:: Task prompt ::
Read the listing and extract each line that includes the word "наших".

:: The data ::
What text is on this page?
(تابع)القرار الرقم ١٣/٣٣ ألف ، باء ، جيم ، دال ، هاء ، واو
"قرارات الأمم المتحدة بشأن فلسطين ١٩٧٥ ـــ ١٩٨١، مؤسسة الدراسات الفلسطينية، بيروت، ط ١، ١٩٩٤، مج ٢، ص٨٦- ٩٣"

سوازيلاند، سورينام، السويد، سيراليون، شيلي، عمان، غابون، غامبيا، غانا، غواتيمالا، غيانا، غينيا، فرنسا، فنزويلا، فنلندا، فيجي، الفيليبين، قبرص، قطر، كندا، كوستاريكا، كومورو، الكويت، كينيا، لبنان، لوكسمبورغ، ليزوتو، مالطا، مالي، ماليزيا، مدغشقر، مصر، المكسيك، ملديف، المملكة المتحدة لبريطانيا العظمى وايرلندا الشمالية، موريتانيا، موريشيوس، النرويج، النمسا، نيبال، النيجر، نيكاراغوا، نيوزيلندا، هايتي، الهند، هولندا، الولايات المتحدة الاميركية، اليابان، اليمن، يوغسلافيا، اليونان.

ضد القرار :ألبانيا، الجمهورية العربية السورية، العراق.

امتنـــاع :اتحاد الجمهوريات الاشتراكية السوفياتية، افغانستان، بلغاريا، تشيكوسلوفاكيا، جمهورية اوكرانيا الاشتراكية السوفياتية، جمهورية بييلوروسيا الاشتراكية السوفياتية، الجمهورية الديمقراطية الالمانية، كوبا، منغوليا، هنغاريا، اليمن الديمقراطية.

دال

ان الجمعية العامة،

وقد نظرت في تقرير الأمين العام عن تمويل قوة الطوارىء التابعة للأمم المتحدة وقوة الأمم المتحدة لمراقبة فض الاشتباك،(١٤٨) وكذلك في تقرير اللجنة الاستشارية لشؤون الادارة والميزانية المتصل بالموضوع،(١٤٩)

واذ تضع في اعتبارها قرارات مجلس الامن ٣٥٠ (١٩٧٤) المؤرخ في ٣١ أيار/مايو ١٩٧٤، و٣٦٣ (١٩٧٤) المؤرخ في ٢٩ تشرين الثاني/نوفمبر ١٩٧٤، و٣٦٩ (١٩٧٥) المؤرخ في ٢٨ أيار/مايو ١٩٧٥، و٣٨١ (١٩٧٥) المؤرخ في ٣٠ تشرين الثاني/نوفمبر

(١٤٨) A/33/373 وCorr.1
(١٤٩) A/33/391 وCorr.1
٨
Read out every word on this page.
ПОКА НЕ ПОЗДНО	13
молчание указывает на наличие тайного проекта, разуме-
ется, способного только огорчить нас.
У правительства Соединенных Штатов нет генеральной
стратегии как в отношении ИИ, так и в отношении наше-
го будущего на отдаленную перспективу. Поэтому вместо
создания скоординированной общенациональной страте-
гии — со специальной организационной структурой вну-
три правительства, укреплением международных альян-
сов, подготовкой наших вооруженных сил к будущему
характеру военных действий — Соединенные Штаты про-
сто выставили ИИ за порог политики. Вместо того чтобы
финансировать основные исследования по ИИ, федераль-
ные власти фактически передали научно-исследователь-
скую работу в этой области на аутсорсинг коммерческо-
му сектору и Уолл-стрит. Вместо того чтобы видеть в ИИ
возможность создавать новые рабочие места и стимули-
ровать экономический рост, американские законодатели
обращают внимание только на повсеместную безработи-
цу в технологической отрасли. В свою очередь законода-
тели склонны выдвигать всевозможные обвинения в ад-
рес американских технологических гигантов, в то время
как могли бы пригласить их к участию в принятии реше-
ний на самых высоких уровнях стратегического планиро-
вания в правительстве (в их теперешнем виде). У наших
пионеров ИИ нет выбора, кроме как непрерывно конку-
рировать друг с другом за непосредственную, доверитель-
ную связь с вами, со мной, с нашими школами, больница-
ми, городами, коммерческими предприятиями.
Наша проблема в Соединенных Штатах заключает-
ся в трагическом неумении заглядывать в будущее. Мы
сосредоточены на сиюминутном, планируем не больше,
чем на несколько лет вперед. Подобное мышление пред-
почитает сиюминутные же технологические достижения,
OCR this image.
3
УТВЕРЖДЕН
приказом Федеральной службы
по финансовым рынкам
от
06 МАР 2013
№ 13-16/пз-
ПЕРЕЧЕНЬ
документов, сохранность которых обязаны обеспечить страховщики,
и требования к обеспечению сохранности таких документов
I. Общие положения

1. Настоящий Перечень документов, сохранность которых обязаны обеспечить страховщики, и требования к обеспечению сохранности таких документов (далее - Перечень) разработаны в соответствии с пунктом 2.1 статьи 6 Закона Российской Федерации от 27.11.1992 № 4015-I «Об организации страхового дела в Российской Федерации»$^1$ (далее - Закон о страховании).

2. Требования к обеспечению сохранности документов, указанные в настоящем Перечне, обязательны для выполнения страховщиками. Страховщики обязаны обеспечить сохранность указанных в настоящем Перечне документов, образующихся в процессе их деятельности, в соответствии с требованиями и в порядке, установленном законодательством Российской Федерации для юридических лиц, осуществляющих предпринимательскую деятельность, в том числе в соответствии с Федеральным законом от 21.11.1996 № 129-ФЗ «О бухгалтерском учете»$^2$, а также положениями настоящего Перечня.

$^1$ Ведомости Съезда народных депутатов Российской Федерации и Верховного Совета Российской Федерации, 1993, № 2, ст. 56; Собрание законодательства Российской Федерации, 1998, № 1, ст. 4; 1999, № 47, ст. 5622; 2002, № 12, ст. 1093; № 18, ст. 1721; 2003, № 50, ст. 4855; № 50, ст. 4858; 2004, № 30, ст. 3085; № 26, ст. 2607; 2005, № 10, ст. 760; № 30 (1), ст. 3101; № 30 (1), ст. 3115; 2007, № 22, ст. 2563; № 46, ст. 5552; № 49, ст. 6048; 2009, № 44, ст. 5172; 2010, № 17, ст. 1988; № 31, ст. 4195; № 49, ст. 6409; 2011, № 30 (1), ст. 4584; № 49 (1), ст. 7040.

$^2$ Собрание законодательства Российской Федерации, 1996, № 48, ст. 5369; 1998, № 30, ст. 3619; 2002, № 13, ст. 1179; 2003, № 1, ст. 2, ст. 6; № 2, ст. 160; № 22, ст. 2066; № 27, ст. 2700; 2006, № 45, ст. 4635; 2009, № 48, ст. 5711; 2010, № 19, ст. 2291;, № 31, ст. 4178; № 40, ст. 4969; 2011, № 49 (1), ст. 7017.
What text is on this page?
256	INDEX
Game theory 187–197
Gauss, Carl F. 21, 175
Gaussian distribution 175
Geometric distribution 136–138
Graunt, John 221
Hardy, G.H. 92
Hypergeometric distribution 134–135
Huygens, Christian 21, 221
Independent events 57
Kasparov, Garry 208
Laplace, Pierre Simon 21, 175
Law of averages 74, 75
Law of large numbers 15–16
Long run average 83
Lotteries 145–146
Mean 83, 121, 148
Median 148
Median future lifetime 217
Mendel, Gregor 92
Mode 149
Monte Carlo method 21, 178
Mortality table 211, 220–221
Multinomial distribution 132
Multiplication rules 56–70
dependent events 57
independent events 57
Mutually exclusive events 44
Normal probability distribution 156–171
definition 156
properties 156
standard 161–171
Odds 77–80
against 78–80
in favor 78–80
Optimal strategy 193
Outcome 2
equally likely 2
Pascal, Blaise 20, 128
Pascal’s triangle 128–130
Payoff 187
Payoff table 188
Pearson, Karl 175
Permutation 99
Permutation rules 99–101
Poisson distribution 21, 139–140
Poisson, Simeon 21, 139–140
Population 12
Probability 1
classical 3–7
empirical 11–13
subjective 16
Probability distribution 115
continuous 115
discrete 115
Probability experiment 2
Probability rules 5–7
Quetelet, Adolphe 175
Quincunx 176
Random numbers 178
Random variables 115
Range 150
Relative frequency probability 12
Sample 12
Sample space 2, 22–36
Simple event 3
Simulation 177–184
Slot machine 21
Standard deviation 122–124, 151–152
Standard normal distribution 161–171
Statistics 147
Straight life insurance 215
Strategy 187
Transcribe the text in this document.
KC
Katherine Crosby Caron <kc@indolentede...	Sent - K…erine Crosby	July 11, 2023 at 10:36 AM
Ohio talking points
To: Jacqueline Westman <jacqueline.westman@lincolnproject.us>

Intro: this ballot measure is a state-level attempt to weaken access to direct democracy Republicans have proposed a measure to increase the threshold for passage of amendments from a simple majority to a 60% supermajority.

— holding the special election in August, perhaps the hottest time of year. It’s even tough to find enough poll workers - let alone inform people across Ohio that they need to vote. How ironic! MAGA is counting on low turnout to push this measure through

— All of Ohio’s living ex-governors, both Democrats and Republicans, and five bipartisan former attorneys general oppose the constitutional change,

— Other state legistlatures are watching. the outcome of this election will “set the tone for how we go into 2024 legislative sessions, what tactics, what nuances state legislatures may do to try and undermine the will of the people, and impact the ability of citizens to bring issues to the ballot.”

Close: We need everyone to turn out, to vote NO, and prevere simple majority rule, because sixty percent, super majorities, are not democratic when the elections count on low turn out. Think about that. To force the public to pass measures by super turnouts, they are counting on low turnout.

:: Complete output ::
сов, подготовкой наших вооруженных сил к будущему
вания в правительстве (в их теперешнем виде). У наших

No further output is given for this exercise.